THE PROBLEM: Which lines hold the word "this"? Show each of them.

DATA EXTRACT:
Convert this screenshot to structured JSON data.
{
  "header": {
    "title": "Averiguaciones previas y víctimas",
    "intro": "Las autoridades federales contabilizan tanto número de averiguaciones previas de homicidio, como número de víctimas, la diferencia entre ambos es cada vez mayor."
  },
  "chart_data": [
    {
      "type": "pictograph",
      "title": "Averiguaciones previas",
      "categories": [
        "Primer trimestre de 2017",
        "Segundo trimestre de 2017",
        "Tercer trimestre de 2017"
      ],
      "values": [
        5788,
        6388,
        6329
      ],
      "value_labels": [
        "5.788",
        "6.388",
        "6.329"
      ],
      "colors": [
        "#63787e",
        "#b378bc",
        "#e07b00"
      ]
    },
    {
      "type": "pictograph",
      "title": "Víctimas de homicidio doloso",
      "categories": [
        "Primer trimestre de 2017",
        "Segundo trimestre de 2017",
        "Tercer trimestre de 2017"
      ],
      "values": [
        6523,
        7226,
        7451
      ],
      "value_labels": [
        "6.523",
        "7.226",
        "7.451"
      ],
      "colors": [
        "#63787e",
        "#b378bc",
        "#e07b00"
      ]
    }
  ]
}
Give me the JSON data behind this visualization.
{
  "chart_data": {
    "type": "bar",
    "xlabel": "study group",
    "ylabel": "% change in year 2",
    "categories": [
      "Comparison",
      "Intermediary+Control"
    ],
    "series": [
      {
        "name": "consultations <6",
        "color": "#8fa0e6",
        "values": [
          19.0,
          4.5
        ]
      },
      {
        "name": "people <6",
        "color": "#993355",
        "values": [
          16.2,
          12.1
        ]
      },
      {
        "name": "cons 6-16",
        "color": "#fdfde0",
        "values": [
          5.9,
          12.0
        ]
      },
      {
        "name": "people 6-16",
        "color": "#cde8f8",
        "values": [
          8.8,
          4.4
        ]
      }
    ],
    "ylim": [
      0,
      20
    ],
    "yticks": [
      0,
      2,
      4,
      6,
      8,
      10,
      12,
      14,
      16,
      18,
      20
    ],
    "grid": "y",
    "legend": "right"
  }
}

RESULT OF THE TASK:
Convert this screenshot to structured JSON data.
Give me the JSON data behind this visualization.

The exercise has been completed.